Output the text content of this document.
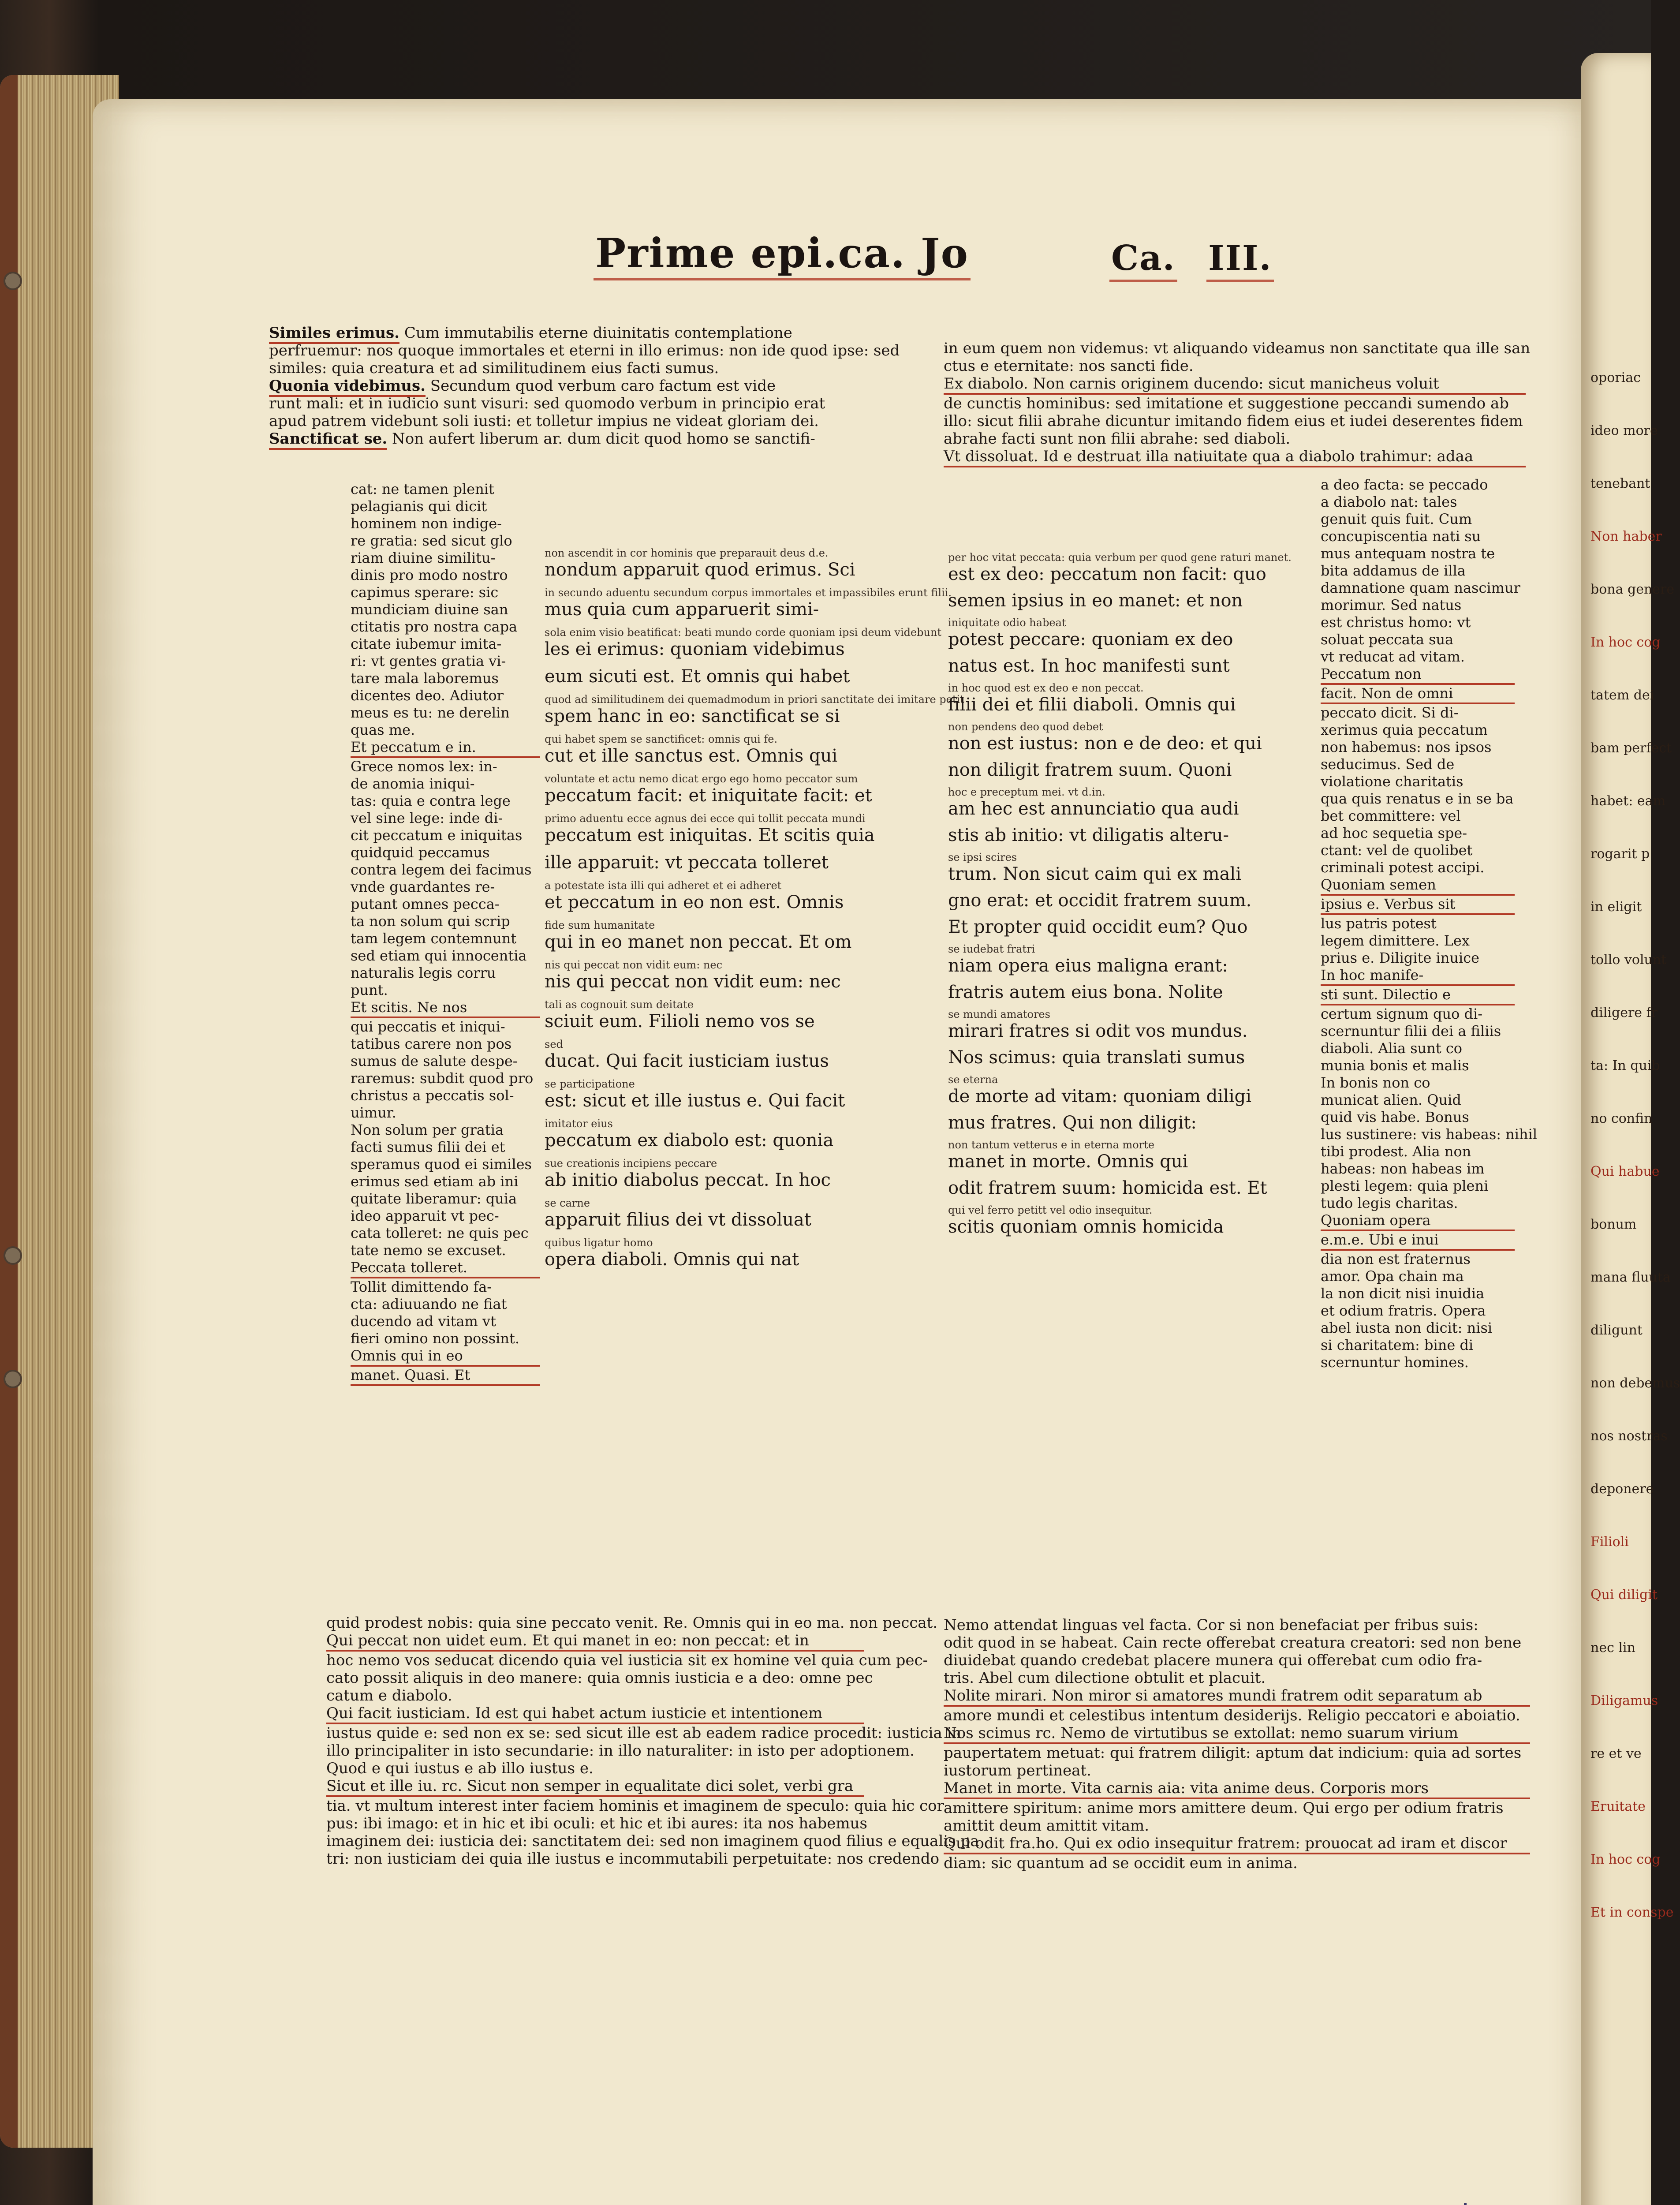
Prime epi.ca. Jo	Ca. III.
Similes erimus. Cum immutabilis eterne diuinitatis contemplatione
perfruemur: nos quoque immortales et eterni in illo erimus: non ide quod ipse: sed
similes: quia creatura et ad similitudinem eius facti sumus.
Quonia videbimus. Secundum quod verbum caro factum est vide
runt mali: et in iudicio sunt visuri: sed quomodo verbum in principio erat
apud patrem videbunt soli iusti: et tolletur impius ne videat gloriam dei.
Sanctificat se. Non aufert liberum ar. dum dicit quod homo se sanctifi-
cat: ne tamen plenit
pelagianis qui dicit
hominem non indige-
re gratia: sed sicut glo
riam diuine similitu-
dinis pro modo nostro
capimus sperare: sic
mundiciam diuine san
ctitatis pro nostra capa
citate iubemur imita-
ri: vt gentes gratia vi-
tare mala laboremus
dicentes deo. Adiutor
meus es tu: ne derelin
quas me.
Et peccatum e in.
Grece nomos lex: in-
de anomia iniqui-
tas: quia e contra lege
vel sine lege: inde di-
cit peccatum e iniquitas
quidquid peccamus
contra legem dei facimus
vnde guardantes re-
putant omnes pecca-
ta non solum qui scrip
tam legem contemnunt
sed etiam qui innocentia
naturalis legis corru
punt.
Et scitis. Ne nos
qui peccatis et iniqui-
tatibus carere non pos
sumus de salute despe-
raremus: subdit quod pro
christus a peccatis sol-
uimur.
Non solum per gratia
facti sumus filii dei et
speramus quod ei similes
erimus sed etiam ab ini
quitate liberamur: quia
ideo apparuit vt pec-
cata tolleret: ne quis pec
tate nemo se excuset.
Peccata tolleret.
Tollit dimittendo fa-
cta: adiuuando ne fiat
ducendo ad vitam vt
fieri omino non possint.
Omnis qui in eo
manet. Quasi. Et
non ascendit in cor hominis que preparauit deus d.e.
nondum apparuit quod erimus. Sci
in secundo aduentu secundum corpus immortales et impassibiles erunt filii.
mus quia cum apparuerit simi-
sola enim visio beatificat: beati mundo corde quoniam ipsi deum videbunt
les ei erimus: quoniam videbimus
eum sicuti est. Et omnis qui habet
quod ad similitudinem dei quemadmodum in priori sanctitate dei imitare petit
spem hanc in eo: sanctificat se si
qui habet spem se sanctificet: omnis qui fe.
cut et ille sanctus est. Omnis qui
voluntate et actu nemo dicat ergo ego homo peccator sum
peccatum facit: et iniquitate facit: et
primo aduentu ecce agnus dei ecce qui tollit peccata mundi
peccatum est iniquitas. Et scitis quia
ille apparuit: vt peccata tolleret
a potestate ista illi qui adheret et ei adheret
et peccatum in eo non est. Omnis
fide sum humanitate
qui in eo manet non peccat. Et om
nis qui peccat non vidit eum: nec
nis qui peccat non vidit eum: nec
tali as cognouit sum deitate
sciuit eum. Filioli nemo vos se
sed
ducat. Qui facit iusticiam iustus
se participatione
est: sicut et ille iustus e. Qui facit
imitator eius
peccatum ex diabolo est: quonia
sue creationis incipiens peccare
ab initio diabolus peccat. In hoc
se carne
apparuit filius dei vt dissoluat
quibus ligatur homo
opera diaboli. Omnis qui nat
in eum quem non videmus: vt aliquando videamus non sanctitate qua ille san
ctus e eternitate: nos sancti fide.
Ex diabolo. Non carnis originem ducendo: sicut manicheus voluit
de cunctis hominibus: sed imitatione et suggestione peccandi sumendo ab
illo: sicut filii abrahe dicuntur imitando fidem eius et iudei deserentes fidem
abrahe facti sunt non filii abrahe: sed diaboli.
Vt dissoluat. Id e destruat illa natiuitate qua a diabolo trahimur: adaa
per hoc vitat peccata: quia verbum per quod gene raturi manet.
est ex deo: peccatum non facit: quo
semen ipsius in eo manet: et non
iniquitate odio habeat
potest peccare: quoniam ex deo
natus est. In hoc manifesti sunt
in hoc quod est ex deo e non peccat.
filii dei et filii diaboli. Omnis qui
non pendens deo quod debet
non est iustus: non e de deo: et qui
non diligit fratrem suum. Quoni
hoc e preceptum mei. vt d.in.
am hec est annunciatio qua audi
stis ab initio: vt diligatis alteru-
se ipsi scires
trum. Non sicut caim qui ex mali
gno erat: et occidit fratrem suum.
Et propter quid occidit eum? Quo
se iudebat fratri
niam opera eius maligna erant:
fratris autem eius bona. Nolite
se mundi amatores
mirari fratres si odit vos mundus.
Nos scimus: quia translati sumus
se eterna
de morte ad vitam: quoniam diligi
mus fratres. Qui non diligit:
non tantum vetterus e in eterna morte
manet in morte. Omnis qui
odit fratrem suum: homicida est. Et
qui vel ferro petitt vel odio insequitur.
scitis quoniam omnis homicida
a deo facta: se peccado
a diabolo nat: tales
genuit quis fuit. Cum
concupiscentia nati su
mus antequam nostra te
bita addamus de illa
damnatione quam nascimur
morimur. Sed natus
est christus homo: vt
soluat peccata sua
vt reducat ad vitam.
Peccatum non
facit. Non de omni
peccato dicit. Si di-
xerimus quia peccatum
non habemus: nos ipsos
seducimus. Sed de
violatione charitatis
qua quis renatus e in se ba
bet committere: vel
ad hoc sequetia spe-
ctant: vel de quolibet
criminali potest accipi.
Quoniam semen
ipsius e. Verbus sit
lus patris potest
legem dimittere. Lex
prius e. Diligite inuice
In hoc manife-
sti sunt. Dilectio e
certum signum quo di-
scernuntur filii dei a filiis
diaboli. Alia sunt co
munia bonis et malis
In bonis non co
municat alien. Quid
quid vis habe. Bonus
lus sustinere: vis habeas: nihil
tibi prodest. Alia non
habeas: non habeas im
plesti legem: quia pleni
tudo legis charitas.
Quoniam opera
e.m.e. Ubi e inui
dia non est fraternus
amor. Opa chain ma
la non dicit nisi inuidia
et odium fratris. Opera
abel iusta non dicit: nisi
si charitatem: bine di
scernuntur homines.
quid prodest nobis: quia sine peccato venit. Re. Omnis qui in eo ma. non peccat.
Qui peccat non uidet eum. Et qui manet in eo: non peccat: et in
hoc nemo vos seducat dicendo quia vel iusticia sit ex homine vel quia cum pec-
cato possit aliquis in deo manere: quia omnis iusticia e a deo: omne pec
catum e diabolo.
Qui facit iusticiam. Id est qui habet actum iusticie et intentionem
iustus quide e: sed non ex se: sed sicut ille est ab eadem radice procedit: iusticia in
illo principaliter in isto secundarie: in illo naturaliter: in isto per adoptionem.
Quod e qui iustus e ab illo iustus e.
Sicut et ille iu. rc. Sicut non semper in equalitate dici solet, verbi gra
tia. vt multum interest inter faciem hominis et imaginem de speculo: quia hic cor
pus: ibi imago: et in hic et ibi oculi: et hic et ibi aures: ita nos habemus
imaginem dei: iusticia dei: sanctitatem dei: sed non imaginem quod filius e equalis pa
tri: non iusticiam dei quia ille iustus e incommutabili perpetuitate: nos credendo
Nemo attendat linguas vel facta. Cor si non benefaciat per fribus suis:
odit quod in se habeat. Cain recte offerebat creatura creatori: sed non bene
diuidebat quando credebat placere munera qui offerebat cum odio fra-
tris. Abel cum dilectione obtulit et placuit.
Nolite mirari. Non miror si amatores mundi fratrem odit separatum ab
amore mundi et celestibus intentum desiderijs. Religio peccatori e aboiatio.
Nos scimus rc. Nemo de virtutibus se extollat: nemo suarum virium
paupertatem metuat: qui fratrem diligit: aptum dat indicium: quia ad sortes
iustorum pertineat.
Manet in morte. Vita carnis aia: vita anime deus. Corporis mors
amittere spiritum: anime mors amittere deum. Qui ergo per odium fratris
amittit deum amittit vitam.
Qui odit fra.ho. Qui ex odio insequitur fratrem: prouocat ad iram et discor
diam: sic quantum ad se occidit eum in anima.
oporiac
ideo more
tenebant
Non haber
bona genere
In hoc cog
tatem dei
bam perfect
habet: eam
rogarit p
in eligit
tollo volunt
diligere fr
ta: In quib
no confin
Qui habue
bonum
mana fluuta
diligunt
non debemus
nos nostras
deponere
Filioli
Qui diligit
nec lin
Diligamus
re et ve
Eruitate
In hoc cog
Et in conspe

★ ★ ★

= Problem statement =
In the entries above, find each line that has the word "prodest". Copy it.

= Written reply =
tibi prodest. Alia non
quid prodest nobis: quia sine peccato venit. Re. Omnis qui in eo ma. non peccat.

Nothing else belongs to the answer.